Problem statement:
Repeat each record exactly as written, and drop any images.

Raw records
***

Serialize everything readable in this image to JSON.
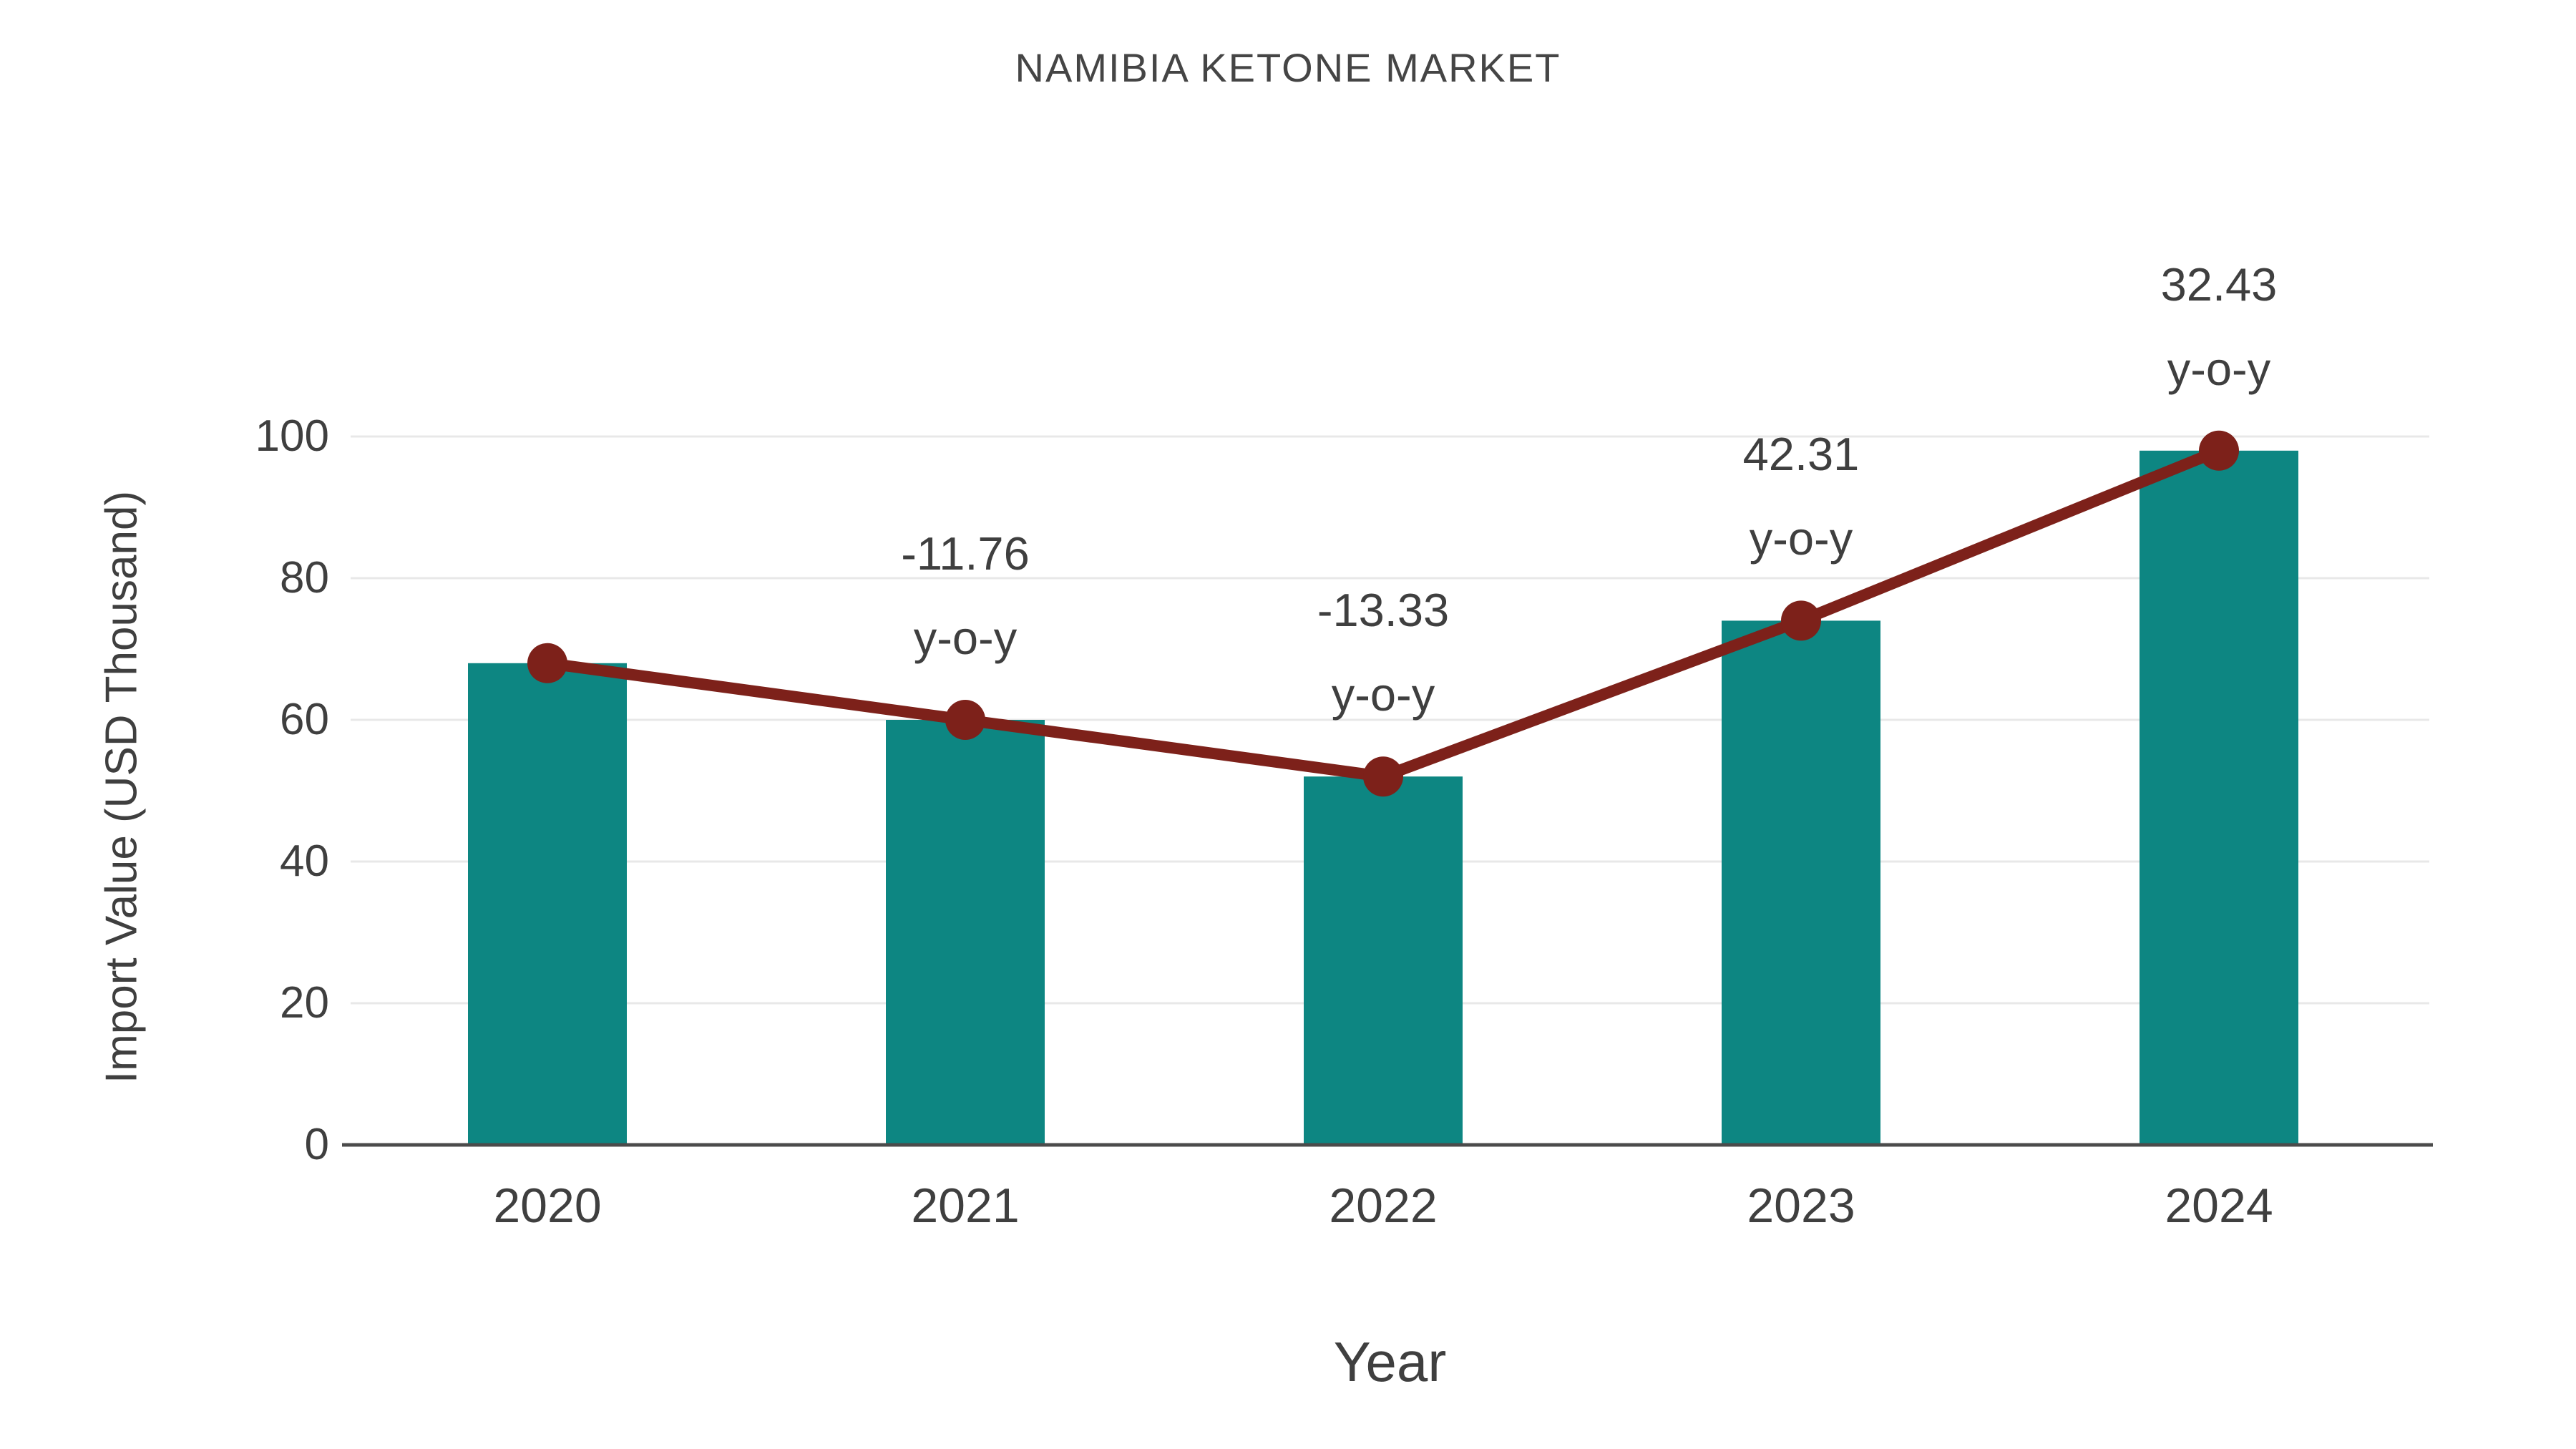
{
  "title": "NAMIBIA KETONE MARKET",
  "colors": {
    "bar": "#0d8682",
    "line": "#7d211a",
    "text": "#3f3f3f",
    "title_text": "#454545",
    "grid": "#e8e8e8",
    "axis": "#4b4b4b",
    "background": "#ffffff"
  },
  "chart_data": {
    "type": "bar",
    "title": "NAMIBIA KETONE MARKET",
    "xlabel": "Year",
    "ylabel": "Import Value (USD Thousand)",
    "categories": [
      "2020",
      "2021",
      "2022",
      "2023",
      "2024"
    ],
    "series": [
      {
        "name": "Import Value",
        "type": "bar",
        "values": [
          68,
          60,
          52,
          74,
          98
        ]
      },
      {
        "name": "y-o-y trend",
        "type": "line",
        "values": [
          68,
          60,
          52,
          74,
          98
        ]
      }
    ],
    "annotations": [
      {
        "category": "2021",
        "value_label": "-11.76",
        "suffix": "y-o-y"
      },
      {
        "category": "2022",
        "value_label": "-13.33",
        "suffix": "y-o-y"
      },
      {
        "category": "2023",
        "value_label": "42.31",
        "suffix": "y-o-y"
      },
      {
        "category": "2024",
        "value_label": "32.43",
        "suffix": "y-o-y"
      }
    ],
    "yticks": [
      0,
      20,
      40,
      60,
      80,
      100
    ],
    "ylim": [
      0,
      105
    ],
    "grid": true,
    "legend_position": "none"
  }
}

***

Complete output:
Serialize everything readable in this image to JSON.
{
  "title": "NAMIBIA KETONE MARKET",
  "colors": {
    "bar": "#0d8682",
    "line": "#7d211a",
    "text": "#3f3f3f",
    "title_text": "#454545",
    "grid": "#e8e8e8",
    "axis": "#4b4b4b",
    "background": "#ffffff"
  },
  "chart_data": {
    "type": "bar",
    "title": "NAMIBIA KETONE MARKET",
    "xlabel": "Year",
    "ylabel": "Import Value (USD Thousand)",
    "categories": [
      "2020",
      "2021",
      "2022",
      "2023",
      "2024"
    ],
    "series": [
      {
        "name": "Import Value",
        "type": "bar",
        "values": [
          68,
          60,
          52,
          74,
          98
        ]
      },
      {
        "name": "y-o-y trend",
        "type": "line",
        "values": [
          68,
          60,
          52,
          74,
          98
        ]
      }
    ],
    "annotations": [
      {
        "category": "2021",
        "value_label": "-11.76",
        "suffix": "y-o-y"
      },
      {
        "category": "2022",
        "value_label": "-13.33",
        "suffix": "y-o-y"
      },
      {
        "category": "2023",
        "value_label": "42.31",
        "suffix": "y-o-y"
      },
      {
        "category": "2024",
        "value_label": "32.43",
        "suffix": "y-o-y"
      }
    ],
    "yticks": [
      0,
      20,
      40,
      60,
      80,
      100
    ],
    "ylim": [
      0,
      105
    ],
    "grid": true,
    "legend_position": "none"
  }
}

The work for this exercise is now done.